**Aim:** Return all lines below containing the word "Contribution".

((

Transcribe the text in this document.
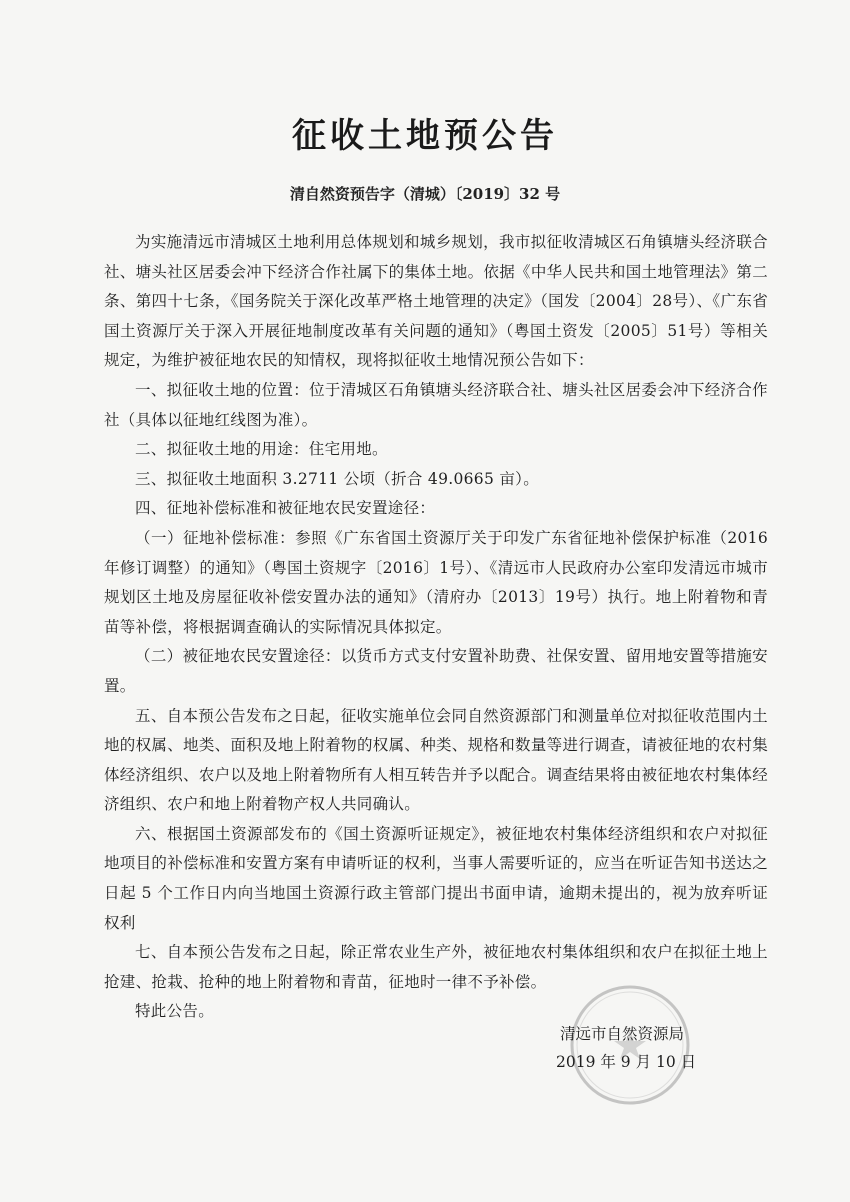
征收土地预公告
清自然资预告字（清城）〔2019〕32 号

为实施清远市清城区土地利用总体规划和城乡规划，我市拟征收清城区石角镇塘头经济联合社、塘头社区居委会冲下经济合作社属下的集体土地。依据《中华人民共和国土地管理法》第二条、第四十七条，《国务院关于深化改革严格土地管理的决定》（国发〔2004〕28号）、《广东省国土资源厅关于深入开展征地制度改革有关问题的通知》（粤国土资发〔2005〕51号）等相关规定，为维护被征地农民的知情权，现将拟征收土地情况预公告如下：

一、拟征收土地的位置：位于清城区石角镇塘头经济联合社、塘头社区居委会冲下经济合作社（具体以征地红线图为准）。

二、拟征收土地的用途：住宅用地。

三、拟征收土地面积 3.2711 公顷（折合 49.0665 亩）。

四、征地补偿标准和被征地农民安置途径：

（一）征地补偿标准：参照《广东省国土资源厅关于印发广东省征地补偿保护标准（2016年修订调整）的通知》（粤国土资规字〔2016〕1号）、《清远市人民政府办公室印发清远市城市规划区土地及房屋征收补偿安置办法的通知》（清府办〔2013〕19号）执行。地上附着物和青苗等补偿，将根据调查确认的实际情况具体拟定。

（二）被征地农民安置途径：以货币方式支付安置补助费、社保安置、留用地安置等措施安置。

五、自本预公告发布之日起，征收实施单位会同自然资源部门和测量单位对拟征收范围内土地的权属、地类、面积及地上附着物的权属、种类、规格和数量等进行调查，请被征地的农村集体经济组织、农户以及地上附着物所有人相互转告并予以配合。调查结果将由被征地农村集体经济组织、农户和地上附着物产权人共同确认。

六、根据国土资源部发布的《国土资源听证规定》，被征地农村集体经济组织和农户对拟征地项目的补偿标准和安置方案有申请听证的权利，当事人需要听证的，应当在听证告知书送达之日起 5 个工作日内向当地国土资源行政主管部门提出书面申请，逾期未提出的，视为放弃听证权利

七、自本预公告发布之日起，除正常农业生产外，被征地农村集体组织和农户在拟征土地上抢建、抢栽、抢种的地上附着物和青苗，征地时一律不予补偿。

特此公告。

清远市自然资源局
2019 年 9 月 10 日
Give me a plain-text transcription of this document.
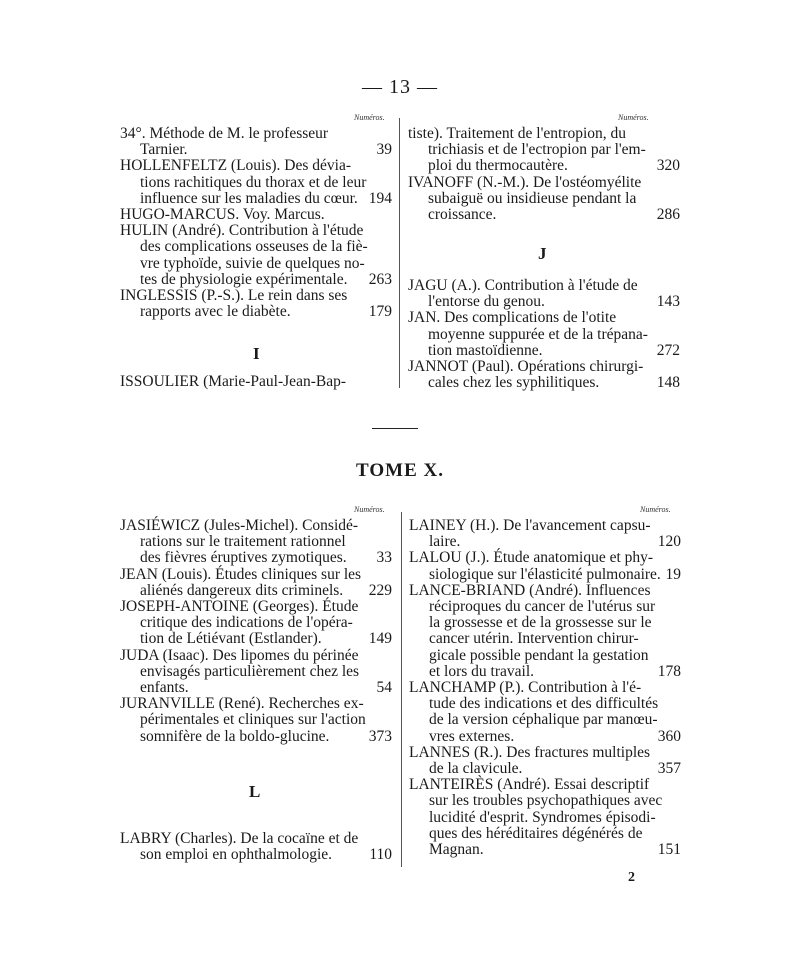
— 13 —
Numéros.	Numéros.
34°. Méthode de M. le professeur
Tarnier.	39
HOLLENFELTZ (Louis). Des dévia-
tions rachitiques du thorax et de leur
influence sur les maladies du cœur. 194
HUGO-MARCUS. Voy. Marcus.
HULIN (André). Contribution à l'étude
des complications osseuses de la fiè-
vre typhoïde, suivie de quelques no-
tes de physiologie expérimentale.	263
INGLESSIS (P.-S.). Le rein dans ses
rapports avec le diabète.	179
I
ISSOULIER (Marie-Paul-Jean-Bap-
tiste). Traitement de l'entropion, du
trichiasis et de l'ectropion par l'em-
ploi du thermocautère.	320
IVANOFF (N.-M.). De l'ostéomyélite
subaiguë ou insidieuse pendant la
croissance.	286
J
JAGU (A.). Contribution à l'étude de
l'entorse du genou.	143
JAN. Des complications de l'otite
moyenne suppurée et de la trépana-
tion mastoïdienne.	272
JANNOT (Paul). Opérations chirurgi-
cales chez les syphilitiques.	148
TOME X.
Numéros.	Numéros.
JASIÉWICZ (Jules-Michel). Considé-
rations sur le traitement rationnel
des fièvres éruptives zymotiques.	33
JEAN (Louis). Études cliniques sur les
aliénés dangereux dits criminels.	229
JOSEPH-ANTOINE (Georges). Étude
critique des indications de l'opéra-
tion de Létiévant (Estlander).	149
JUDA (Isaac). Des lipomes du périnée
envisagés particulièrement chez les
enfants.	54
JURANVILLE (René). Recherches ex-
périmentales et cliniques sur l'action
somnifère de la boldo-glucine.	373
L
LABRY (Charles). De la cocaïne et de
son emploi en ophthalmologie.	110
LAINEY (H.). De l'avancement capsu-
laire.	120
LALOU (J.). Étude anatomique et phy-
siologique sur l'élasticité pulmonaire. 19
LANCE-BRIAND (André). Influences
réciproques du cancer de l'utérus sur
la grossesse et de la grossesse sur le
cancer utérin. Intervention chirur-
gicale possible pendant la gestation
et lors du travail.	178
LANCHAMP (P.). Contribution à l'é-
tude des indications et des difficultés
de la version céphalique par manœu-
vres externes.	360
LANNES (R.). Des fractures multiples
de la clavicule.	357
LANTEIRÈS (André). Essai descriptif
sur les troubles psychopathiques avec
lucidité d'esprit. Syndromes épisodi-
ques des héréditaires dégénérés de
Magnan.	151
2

))
((

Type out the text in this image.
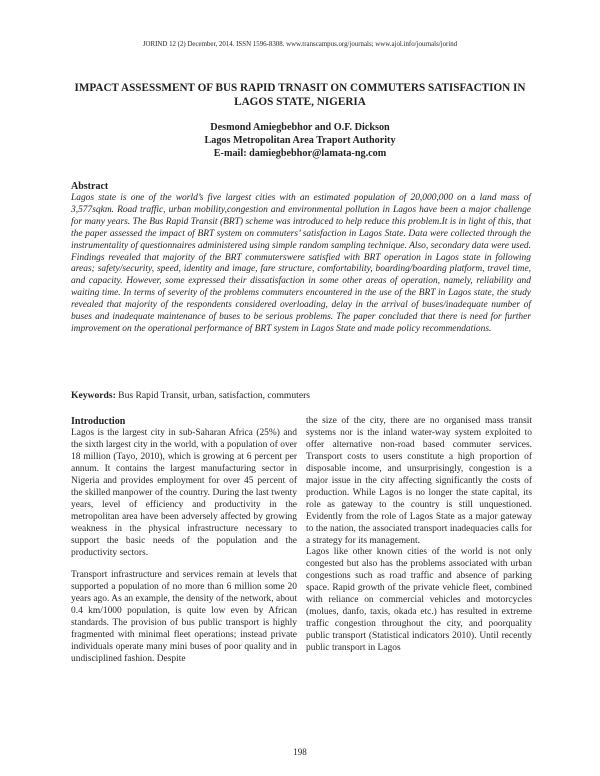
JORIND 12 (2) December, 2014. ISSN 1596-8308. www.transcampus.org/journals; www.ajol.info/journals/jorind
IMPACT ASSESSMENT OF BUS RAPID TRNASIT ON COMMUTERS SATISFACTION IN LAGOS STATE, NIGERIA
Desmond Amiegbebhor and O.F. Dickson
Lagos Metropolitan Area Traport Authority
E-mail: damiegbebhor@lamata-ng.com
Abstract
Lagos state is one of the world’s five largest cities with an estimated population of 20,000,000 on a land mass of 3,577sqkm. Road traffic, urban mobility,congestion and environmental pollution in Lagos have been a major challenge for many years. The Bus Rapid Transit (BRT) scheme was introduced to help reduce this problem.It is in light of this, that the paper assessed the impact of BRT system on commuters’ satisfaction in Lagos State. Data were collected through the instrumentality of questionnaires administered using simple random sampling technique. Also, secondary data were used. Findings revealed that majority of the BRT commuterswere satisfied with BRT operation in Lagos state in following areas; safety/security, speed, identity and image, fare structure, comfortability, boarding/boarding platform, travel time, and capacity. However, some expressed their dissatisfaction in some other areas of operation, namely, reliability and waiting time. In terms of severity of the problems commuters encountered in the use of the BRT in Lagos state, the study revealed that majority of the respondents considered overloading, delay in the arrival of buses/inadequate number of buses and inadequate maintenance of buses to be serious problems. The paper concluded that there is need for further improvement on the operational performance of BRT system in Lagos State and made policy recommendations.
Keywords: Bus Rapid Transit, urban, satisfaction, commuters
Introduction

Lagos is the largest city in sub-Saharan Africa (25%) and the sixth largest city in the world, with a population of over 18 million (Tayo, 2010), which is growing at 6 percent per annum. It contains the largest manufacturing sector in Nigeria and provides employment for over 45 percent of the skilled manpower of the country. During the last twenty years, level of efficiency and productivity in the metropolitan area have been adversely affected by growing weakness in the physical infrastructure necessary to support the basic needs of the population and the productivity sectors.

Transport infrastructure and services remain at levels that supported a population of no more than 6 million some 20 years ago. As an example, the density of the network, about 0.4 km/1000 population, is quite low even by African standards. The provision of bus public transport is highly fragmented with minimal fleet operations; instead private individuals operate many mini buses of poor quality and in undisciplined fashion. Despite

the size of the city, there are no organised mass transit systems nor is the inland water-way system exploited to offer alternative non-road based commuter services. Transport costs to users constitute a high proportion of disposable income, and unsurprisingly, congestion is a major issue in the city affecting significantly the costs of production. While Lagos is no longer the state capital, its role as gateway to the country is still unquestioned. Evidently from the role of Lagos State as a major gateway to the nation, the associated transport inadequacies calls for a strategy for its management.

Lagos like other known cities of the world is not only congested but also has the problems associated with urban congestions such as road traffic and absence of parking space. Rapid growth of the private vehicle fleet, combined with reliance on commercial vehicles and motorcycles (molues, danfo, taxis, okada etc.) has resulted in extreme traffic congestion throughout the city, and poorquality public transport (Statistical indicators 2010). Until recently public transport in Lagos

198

))

**Full output:**
HULIN (André). Contribution à l'étude
JAGU (A.). Contribution à l'étude de
LANCHAMP (P.). Contribution à l'é-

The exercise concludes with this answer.